──────── Texto do documento
A hierarquia normativa no Direito do Trabalho estabelece uma flexibilidade que visa atingir a melhor condição social do trabalhador[6], SUSSEKIND (2002, p.134) estabelece que “independentemente da sua colocação na escala hierárquica das normas jurídicas, aplica-se, em cada caso, a que for mais favorável ao trabalhador”, nesse sentido, convencionou-se que o acordado em acordos e convenções coletivas de trabalho apenas poderiam estipular condições mais benéficas do que as existentes em lei.

A Jurisprudência solidificou ao tratar da questão o seguinte entendimento:

Ementa: APLICAÇÃO DA NORMA JURÍDICA. HIERARQUIA DAS LEIS.PRINCÍPIO DA NORMA MAIS FAVORÁVEL. – O fundamento do princípio da norma mais favorável é a existência de duas ou mais normas, cuja preferênciana aplicação é objeto de polêmica. Esse princípio autoriza a aplicação da norma mais favorável, independentemente da hierarquia – apelo patronal provido. (TRT – 1 – Recurso Ordinário RO 15443220115010342 – RJ (TRT 1).

No que tange a hierarquia entre os acordos e convenções coletivas, o princípio da norma mais benéfica, pela lógica jurídica, deveria ter plena aplicação quanto ao conjunto de condições mais favoráveis ao trabalhador, porém, com ao advento da Reforma Trabalhista de 2017 (o tema será tratado mais adiante), os acordos coletivos terão prevalência sobre as convenções, independentemente das condições entabuladas, assim dispõe o artigo 620 da CLT: “As condições estabelecidas em acordo coletivo de trabalho sempre prevalecerão sobre as estipuladas em convenção coletiva de trabalho”.
────────────────
**O que se pede:**
(A) Responda com base no texto sobre a hierarquia das normas trabalhistas:
(i) Em que ano e página da obra de SUSSEKIND está o trecho citado?
(ii) Segundo a ementa, qual foi o resultado do apelo patronal?
(iii) Qual artigo da CLT determina a prevalência do acordo coletivo sobre a convenção coletiva?
(B) Liste todos os temas escritos em maiúsculas no início da ementa citada no texto sobre a hierarquia das normas trabalhistas.
──────── Material
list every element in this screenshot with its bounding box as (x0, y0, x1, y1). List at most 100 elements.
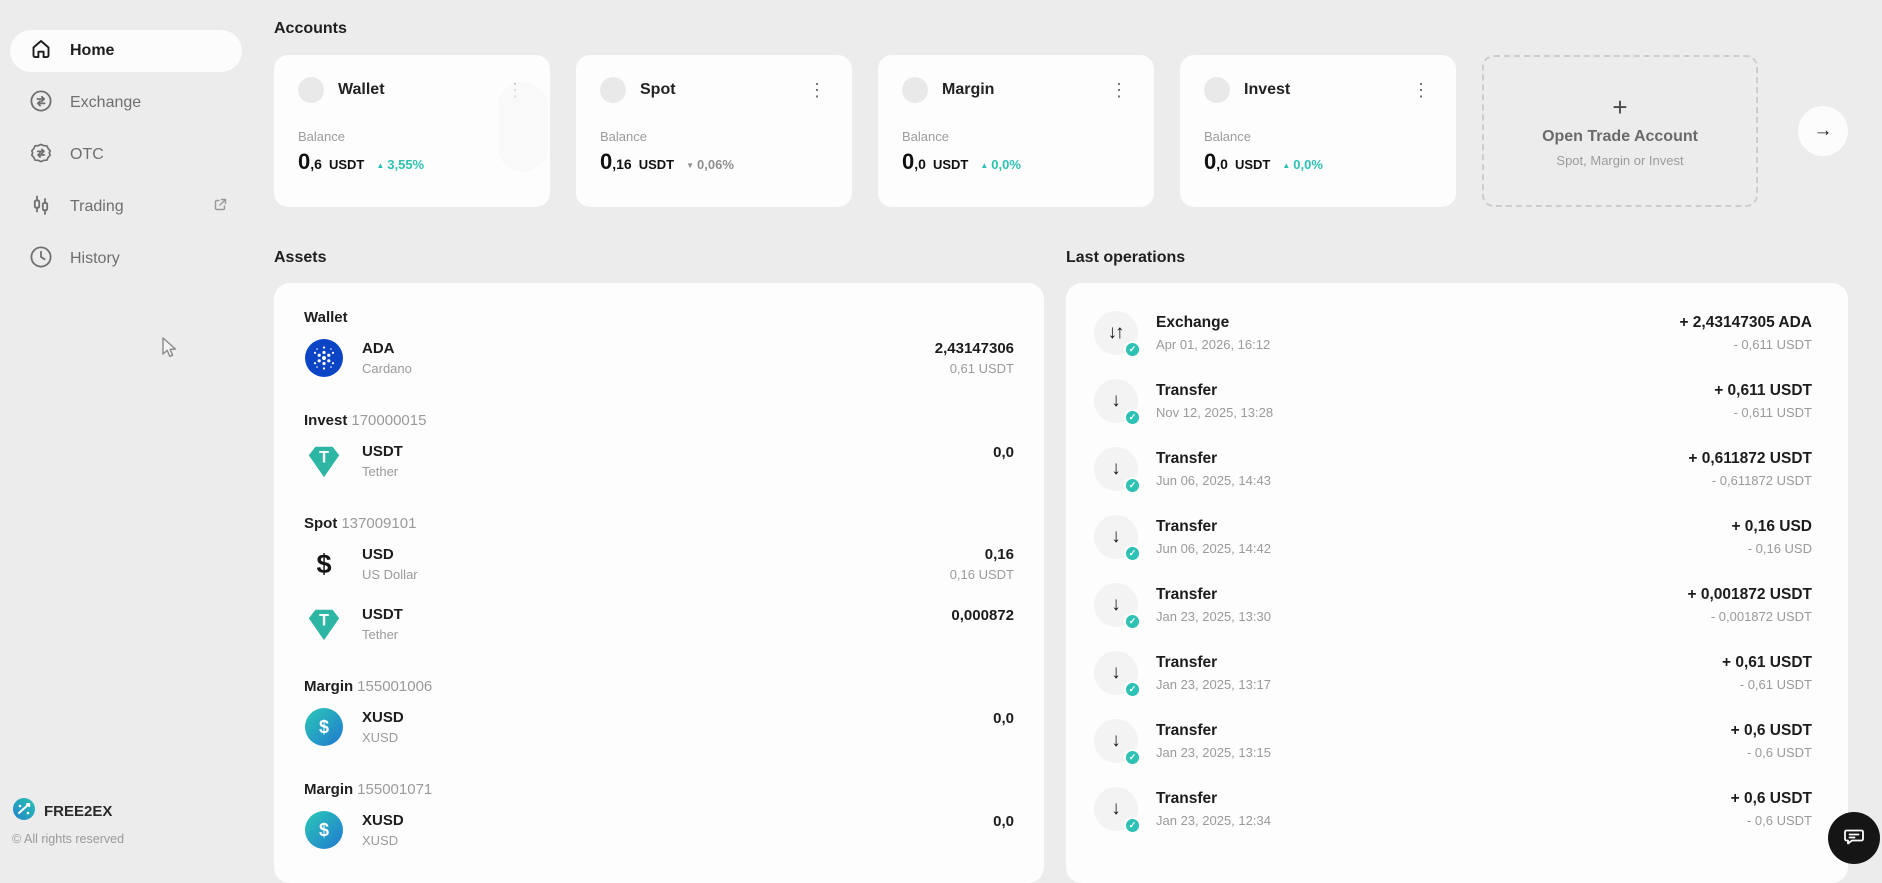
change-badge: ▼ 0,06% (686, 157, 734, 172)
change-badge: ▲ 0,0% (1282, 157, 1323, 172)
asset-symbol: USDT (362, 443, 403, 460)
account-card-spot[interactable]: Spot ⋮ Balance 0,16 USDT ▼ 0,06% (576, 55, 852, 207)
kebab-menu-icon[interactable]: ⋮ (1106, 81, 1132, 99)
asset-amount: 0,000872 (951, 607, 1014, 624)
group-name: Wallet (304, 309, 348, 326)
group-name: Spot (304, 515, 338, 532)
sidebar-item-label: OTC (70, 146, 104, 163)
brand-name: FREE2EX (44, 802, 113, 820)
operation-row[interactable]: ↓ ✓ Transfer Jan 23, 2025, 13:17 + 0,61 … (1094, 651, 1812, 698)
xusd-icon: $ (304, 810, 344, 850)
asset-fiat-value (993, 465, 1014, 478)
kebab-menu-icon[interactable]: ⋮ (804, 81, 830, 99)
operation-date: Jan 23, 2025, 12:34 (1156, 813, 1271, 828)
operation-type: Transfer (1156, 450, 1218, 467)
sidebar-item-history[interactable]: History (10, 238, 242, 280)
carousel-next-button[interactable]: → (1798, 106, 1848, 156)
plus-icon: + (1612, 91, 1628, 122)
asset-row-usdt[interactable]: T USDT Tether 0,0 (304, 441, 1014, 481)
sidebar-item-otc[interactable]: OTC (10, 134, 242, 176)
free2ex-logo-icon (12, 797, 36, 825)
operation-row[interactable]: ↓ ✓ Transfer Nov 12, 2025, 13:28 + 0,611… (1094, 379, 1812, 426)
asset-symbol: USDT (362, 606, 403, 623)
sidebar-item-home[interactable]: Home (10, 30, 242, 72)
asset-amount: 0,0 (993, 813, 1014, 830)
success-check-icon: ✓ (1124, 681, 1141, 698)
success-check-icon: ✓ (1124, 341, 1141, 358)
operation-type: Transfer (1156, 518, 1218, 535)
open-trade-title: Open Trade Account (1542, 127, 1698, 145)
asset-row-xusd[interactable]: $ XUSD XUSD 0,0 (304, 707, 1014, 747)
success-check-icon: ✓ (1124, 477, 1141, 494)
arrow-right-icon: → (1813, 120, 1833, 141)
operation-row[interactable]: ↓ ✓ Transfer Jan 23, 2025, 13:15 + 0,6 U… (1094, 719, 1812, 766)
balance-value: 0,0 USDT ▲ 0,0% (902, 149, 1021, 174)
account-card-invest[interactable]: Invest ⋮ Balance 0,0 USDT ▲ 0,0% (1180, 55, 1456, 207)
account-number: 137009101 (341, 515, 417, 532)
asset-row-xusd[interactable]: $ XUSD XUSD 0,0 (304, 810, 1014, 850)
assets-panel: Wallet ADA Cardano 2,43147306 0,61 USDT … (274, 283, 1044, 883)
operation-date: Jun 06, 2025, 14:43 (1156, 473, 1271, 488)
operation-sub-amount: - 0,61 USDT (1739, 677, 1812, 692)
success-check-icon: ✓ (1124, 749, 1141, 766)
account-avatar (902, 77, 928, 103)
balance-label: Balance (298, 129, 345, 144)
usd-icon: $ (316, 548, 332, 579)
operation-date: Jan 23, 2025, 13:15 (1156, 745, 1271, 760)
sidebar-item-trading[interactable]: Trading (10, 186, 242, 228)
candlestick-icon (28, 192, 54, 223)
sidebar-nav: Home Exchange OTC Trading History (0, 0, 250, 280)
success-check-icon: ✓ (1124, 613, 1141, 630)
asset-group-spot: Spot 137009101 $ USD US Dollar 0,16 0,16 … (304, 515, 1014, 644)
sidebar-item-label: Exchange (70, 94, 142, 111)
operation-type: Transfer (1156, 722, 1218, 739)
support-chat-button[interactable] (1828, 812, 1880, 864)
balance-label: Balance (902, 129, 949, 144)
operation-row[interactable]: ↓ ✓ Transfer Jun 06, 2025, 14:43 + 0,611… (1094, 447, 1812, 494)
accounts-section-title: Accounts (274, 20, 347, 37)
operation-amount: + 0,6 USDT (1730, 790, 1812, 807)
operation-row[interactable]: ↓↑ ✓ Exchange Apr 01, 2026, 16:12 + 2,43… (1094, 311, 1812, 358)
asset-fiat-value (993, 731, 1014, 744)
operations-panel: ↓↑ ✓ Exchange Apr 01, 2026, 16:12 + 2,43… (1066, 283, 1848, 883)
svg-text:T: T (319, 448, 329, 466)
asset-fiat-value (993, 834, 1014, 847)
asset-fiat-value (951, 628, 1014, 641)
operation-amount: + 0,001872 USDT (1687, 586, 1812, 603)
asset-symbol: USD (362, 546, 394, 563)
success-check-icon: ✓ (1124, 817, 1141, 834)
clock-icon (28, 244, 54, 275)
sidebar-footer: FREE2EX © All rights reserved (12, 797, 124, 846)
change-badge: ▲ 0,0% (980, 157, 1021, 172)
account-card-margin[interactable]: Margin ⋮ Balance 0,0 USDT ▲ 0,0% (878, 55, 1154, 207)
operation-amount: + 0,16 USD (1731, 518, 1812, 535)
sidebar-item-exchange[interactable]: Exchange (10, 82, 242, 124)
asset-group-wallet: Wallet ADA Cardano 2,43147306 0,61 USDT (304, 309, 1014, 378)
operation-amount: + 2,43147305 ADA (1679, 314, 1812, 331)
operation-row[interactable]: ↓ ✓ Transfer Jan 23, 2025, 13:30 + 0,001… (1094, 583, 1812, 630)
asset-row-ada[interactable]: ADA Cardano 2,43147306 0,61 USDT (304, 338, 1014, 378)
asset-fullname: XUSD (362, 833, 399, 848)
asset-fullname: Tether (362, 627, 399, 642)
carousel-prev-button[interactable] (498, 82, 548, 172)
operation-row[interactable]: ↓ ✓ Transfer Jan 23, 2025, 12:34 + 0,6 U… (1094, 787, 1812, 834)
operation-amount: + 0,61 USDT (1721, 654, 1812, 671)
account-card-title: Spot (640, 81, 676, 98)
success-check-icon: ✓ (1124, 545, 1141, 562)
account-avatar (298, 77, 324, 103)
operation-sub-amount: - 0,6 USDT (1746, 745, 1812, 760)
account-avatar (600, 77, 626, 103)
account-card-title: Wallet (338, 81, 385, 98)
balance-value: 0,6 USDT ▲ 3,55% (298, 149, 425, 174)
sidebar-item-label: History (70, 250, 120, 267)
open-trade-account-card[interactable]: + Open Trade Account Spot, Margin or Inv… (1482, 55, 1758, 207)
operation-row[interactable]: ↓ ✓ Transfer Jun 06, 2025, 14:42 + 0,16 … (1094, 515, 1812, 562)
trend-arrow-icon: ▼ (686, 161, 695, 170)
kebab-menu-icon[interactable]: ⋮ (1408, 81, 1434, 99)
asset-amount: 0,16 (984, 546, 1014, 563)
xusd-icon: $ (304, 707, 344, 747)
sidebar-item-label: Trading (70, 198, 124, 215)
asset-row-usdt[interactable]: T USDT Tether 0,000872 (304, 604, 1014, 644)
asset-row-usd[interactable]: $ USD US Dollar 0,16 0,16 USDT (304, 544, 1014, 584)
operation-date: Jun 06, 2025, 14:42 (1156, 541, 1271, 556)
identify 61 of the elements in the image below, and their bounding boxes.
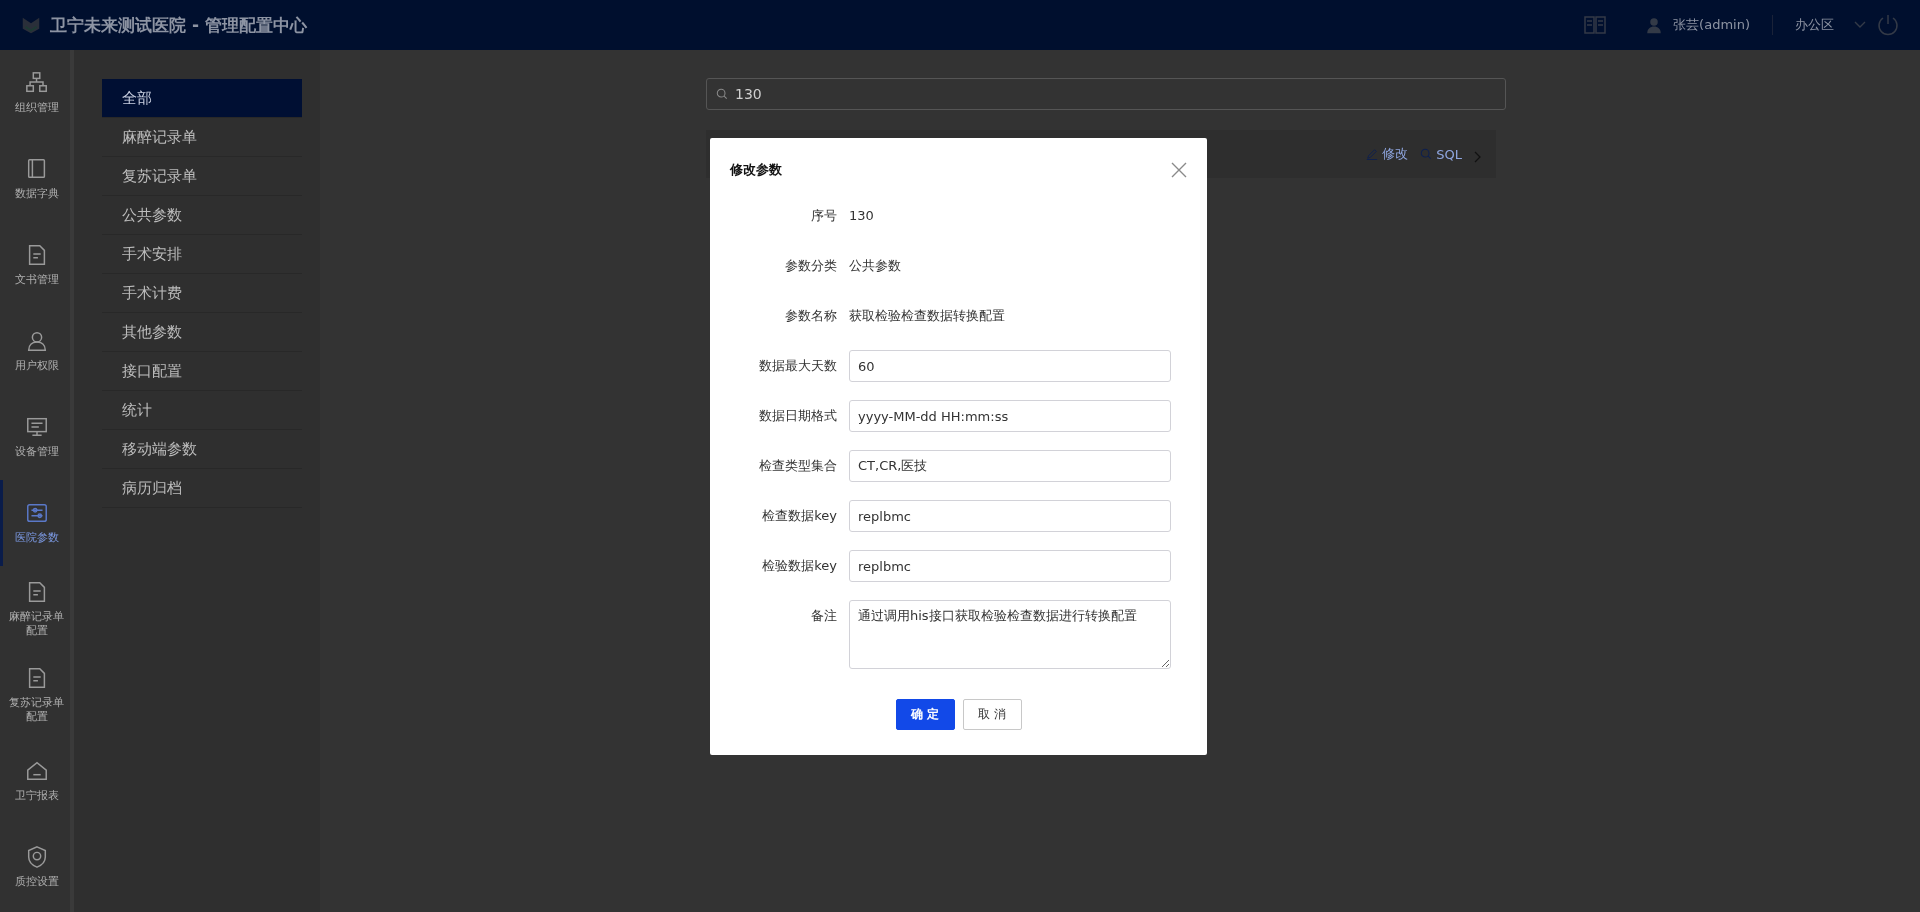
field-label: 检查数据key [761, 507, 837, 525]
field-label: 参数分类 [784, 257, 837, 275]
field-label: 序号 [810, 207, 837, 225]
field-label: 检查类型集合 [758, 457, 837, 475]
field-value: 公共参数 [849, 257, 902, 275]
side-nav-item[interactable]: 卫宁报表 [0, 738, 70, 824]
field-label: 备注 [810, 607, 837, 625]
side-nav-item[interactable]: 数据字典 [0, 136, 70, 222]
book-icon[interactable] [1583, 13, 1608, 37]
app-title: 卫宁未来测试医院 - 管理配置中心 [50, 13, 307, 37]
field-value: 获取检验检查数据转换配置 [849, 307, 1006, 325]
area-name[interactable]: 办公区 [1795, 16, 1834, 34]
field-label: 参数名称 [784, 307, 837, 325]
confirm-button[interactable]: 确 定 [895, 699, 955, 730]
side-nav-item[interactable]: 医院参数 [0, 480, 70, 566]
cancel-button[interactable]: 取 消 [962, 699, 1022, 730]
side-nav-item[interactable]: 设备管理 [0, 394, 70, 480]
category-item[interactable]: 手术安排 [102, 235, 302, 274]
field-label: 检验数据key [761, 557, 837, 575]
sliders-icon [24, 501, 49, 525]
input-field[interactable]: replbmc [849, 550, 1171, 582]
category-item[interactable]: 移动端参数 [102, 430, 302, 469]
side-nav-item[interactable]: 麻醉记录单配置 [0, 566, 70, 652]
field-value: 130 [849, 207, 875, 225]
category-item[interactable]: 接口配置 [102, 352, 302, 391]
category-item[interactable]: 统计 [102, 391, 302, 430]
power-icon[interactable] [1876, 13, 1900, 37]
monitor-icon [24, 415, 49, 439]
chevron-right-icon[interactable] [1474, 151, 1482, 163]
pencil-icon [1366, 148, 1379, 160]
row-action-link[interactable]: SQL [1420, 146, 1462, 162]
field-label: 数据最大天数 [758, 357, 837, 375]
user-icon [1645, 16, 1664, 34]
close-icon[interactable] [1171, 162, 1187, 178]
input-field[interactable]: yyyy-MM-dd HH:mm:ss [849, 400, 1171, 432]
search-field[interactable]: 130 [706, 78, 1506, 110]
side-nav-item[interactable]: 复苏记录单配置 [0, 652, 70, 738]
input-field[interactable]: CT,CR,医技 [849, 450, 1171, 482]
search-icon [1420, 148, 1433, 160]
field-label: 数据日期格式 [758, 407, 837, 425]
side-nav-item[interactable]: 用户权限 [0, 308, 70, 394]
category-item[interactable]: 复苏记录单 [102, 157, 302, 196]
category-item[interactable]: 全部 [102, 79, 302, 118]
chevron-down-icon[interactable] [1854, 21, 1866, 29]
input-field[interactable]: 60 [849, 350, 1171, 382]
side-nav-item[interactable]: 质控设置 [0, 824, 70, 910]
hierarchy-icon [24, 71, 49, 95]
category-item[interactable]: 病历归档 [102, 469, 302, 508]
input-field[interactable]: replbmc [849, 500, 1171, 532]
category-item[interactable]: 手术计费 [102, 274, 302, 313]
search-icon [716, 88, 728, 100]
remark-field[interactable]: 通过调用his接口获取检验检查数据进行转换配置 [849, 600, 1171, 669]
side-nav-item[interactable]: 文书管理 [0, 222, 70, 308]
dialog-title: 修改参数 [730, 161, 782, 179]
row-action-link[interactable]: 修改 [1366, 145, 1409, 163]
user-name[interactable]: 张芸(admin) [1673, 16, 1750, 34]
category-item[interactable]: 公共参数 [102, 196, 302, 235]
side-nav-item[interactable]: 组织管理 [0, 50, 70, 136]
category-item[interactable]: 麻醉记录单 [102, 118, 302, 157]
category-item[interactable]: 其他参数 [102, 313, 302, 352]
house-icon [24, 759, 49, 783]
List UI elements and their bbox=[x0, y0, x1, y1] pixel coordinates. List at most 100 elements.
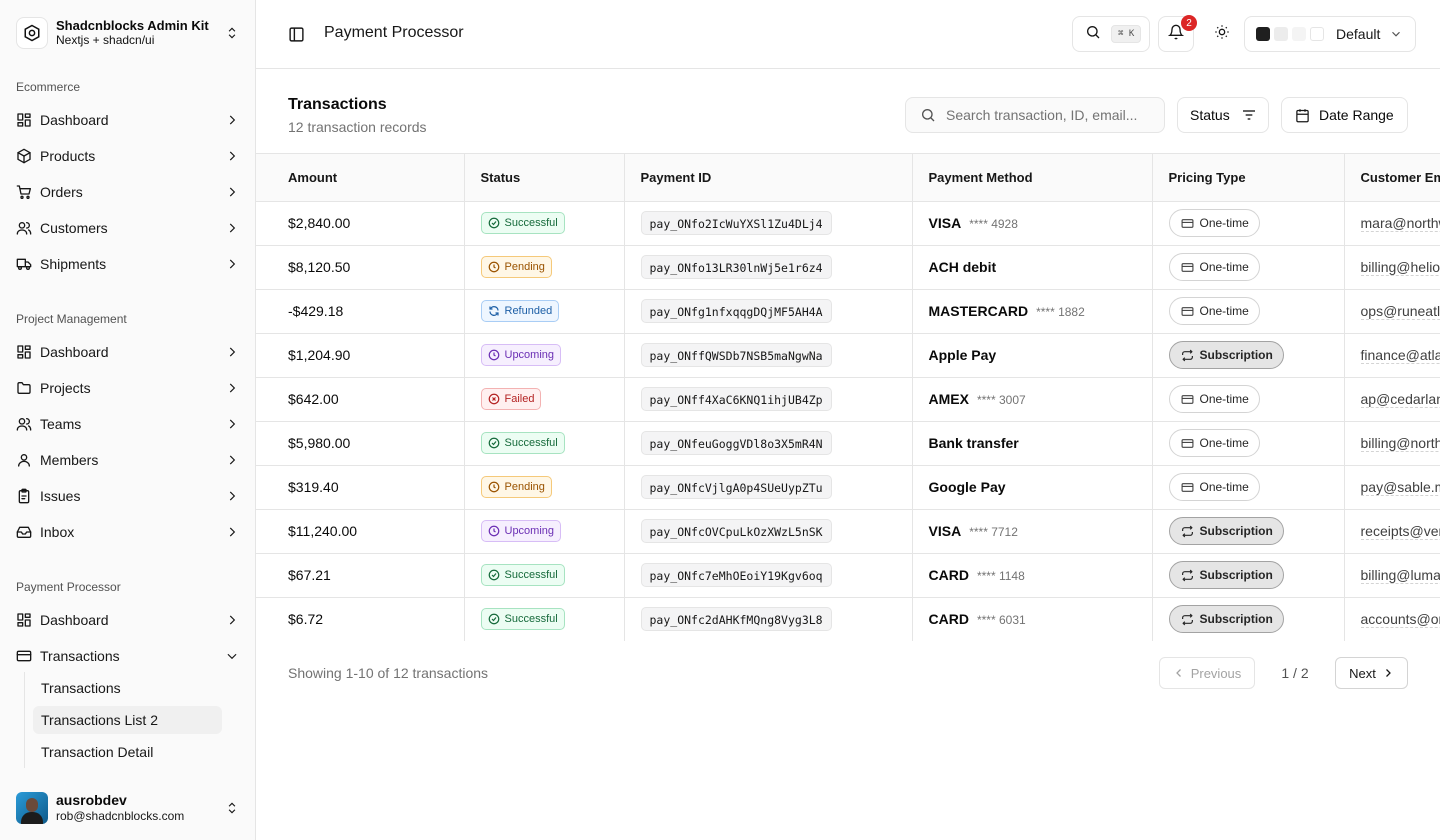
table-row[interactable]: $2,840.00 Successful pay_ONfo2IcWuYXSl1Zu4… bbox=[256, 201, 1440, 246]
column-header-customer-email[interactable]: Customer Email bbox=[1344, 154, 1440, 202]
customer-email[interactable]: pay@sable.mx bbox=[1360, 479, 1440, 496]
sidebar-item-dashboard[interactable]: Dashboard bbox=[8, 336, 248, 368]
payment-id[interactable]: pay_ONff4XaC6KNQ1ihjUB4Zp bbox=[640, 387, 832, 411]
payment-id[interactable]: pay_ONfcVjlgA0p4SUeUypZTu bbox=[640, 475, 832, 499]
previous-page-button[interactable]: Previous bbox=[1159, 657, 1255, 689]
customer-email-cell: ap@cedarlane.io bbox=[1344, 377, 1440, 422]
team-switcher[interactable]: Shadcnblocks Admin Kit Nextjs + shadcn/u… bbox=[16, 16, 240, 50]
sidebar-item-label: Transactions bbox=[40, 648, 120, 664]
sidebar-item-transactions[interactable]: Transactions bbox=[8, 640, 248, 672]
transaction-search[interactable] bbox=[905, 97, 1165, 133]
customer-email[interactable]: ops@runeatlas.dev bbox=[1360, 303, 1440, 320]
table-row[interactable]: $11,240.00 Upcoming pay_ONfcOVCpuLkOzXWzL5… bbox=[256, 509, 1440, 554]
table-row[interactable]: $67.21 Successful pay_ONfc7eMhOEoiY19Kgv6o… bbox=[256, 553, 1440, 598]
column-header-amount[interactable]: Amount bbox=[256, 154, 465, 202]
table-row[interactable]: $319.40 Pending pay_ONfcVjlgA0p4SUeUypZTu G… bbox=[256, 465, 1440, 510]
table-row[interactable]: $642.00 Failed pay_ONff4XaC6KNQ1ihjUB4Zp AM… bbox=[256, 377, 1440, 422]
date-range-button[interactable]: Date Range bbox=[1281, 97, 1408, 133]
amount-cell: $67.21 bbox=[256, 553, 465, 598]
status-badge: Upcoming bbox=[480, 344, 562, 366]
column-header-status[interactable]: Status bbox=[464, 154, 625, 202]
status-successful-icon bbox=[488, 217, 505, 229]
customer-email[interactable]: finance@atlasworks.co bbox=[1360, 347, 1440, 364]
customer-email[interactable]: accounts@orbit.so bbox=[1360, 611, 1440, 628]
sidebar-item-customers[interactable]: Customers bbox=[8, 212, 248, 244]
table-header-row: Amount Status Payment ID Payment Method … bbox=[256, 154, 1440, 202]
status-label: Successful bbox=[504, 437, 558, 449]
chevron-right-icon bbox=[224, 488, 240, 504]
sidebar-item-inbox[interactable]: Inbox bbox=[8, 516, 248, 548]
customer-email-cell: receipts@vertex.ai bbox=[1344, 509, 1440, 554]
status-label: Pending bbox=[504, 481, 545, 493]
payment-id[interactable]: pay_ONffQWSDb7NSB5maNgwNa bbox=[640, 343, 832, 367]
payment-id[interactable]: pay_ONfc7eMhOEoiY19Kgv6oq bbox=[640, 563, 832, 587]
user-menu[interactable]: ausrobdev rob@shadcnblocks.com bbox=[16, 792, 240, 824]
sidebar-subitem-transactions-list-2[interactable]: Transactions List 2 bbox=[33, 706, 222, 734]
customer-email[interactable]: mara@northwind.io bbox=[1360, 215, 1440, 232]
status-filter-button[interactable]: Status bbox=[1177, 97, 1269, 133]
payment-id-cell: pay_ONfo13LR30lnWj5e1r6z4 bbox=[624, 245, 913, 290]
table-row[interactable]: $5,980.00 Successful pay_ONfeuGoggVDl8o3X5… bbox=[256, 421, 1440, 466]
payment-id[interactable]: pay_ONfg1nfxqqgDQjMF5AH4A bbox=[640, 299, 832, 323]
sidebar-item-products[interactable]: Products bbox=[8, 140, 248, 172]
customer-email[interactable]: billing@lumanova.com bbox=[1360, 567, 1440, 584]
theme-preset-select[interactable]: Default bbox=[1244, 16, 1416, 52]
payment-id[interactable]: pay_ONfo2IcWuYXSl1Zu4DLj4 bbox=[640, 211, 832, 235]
────────────────
**Respostas:**
(A)
(i) 2002, p.134.
(ii) Foi provido.
(iii) O artigo 620.

(B)
APLICAÇÃO DA NORMA JURÍDICA
HIERARQUIA DAS LEIS
PRINCÍPIO DA NORMA MAIS FAVORÁVEL